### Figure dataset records
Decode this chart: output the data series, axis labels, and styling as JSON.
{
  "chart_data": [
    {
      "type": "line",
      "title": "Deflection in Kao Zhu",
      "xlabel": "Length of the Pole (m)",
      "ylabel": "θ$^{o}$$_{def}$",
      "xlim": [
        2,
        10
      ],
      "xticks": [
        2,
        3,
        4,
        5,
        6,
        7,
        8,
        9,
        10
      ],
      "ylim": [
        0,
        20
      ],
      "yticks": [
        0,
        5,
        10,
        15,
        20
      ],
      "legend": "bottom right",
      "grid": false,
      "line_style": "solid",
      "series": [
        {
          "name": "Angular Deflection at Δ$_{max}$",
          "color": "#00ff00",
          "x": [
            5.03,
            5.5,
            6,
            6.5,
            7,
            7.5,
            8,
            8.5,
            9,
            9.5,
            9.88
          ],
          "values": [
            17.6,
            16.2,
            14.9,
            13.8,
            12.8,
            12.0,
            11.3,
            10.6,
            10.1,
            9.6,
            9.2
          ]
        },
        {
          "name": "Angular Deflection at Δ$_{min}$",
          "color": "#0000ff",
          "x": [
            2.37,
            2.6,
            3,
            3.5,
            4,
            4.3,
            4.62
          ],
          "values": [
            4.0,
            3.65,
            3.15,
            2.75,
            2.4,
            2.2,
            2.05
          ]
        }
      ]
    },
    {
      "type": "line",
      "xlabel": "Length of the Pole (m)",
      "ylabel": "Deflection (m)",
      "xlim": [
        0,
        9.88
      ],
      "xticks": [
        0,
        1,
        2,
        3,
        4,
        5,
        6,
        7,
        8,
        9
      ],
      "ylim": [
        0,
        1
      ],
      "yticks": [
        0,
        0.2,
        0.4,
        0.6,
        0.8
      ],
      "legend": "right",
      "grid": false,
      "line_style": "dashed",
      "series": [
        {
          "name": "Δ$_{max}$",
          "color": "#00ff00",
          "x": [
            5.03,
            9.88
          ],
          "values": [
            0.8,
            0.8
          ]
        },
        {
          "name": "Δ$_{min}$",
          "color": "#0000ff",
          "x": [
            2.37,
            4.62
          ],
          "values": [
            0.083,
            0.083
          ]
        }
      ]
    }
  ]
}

### WHAT TO DO
The records above should be repeated in full, exactly as given.

### TASK OUTPUT
Decode this chart: output the data series, axis labels, and styling as JSON.
{
  "chart_data": [
    {
      "type": "line",
      "title": "Deflection in Kao Zhu",
      "xlabel": "Length of the Pole (m)",
      "ylabel": "θ$^{o}$$_{def}$",
      "xlim": [
        2,
        10
      ],
      "xticks": [
        2,
        3,
        4,
        5,
        6,
        7,
        8,
        9,
        10
      ],
      "ylim": [
        0,
        20
      ],
      "yticks": [
        0,
        5,
        10,
        15,
        20
      ],
      "legend": "bottom right",
      "grid": false,
      "line_style": "solid",
      "series": [
        {
          "name": "Angular Deflection at Δ$_{max}$",
          "color": "#00ff00",
          "x": [
            5.03,
            5.5,
            6,
            6.5,
            7,
            7.5,
            8,
            8.5,
            9,
            9.5,
            9.88
          ],
          "values": [
            17.6,
            16.2,
            14.9,
            13.8,
            12.8,
            12.0,
            11.3,
            10.6,
            10.1,
            9.6,
            9.2
          ]
        },
        {
          "name": "Angular Deflection at Δ$_{min}$",
          "color": "#0000ff",
          "x": [
            2.37,
            2.6,
            3,
            3.5,
            4,
            4.3,
            4.62
          ],
          "values": [
            4.0,
            3.65,
            3.15,
            2.75,
            2.4,
            2.2,
            2.05
          ]
        }
      ]
    },
    {
      "type": "line",
      "xlabel": "Length of the Pole (m)",
      "ylabel": "Deflection (m)",
      "xlim": [
        0,
        9.88
      ],
      "xticks": [
        0,
        1,
        2,
        3,
        4,
        5,
        6,
        7,
        8,
        9
      ],
      "ylim": [
        0,
        1
      ],
      "yticks": [
        0,
        0.2,
        0.4,
        0.6,
        0.8
      ],
      "legend": "right",
      "grid": false,
      "line_style": "dashed",
      "series": [
        {
          "name": "Δ$_{max}$",
          "color": "#00ff00",
          "x": [
            5.03,
            9.88
          ],
          "values": [
            0.8,
            0.8
          ]
        },
        {
          "name": "Δ$_{min}$",
          "color": "#0000ff",
          "x": [
            2.37,
            4.62
          ],
          "values": [
            0.083,
            0.083
          ]
        }
      ]
    }
  ]
}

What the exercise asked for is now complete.